Task directions: Repeat everything in the material exactly.

Extracted records:
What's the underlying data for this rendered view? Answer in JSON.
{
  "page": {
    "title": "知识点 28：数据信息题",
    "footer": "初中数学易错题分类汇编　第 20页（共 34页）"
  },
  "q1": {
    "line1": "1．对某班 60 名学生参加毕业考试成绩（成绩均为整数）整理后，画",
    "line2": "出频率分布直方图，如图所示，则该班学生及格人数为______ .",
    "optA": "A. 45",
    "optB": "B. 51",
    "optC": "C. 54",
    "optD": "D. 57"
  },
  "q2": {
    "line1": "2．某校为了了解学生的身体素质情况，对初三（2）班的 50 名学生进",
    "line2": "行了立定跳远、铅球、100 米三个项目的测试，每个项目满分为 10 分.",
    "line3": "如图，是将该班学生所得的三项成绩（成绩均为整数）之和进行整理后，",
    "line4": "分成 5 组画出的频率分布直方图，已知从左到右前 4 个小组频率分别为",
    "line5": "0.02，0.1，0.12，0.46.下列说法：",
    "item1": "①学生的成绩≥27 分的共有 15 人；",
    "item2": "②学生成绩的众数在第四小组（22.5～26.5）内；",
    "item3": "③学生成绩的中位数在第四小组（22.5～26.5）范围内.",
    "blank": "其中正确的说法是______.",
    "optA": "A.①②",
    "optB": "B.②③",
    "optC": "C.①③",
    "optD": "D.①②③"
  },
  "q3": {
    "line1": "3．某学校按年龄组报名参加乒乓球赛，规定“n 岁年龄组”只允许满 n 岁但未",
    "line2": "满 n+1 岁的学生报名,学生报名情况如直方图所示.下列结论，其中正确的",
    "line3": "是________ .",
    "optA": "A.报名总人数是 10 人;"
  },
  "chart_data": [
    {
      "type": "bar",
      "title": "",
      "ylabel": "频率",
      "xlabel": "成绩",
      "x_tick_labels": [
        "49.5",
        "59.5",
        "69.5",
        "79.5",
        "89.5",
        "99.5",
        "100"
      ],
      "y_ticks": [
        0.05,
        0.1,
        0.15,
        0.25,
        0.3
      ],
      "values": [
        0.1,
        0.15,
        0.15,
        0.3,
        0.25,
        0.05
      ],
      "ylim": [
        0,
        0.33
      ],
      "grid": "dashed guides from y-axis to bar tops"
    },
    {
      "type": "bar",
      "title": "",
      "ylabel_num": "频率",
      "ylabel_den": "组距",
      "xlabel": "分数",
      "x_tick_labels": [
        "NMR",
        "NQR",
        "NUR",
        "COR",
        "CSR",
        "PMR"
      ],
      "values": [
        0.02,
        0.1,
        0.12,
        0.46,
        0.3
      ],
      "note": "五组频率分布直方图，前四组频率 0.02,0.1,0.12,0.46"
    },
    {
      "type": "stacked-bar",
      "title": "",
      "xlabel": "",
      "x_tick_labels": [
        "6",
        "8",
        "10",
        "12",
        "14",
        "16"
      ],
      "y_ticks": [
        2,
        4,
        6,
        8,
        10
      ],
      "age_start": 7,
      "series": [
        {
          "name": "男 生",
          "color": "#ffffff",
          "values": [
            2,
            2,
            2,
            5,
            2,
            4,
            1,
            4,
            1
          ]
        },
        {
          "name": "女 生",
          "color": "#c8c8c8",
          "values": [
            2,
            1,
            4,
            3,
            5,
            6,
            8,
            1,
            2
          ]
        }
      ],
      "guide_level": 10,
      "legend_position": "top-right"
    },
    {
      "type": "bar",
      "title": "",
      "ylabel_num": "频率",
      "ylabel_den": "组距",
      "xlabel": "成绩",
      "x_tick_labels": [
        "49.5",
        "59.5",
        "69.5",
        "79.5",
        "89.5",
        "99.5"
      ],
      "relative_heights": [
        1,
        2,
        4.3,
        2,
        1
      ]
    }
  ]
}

Full solution:
What's the underlying data for this rendered view? Answer in JSON.
{
  "page": {
    "title": "知识点 28：数据信息题",
    "footer": "初中数学易错题分类汇编　第 20页（共 34页）"
  },
  "q1": {
    "line1": "1．对某班 60 名学生参加毕业考试成绩（成绩均为整数）整理后，画",
    "line2": "出频率分布直方图，如图所示，则该班学生及格人数为______ .",
    "optA": "A. 45",
    "optB": "B. 51",
    "optC": "C. 54",
    "optD": "D. 57"
  },
  "q2": {
    "line1": "2．某校为了了解学生的身体素质情况，对初三（2）班的 50 名学生进",
    "line2": "行了立定跳远、铅球、100 米三个项目的测试，每个项目满分为 10 分.",
    "line3": "如图，是将该班学生所得的三项成绩（成绩均为整数）之和进行整理后，",
    "line4": "分成 5 组画出的频率分布直方图，已知从左到右前 4 个小组频率分别为",
    "line5": "0.02，0.1，0.12，0.46.下列说法：",
    "item1": "①学生的成绩≥27 分的共有 15 人；",
    "item2": "②学生成绩的众数在第四小组（22.5～26.5）内；",
    "item3": "③学生成绩的中位数在第四小组（22.5～26.5）范围内.",
    "blank": "其中正确的说法是______.",
    "optA": "A.①②",
    "optB": "B.②③",
    "optC": "C.①③",
    "optD": "D.①②③"
  },
  "q3": {
    "line1": "3．某学校按年龄组报名参加乒乓球赛，规定“n 岁年龄组”只允许满 n 岁但未",
    "line2": "满 n+1 岁的学生报名,学生报名情况如直方图所示.下列结论，其中正确的",
    "line3": "是________ .",
    "optA": "A.报名总人数是 10 人;"
  },
  "chart_data": [
    {
      "type": "bar",
      "title": "",
      "ylabel": "频率",
      "xlabel": "成绩",
      "x_tick_labels": [
        "49.5",
        "59.5",
        "69.5",
        "79.5",
        "89.5",
        "99.5",
        "100"
      ],
      "y_ticks": [
        0.05,
        0.1,
        0.15,
        0.25,
        0.3
      ],
      "values": [
        0.1,
        0.15,
        0.15,
        0.3,
        0.25,
        0.05
      ],
      "ylim": [
        0,
        0.33
      ],
      "grid": "dashed guides from y-axis to bar tops"
    },
    {
      "type": "bar",
      "title": "",
      "ylabel_num": "频率",
      "ylabel_den": "组距",
      "xlabel": "分数",
      "x_tick_labels": [
        "NMR",
        "NQR",
        "NUR",
        "COR",
        "CSR",
        "PMR"
      ],
      "values": [
        0.02,
        0.1,
        0.12,
        0.46,
        0.3
      ],
      "note": "五组频率分布直方图，前四组频率 0.02,0.1,0.12,0.46"
    },
    {
      "type": "stacked-bar",
      "title": "",
      "xlabel": "",
      "x_tick_labels": [
        "6",
        "8",
        "10",
        "12",
        "14",
        "16"
      ],
      "y_ticks": [
        2,
        4,
        6,
        8,
        10
      ],
      "age_start": 7,
      "series": [
        {
          "name": "男 生",
          "color": "#ffffff",
          "values": [
            2,
            2,
            2,
            5,
            2,
            4,
            1,
            4,
            1
          ]
        },
        {
          "name": "女 生",
          "color": "#c8c8c8",
          "values": [
            2,
            1,
            4,
            3,
            5,
            6,
            8,
            1,
            2
          ]
        }
      ],
      "guide_level": 10,
      "legend_position": "top-right"
    },
    {
      "type": "bar",
      "title": "",
      "ylabel_num": "频率",
      "ylabel_den": "组距",
      "xlabel": "成绩",
      "x_tick_labels": [
        "49.5",
        "59.5",
        "69.5",
        "79.5",
        "89.5",
        "99.5"
      ],
      "relative_heights": [
        1,
        2,
        4.3,
        2,
        1
      ]
    }
  ]
}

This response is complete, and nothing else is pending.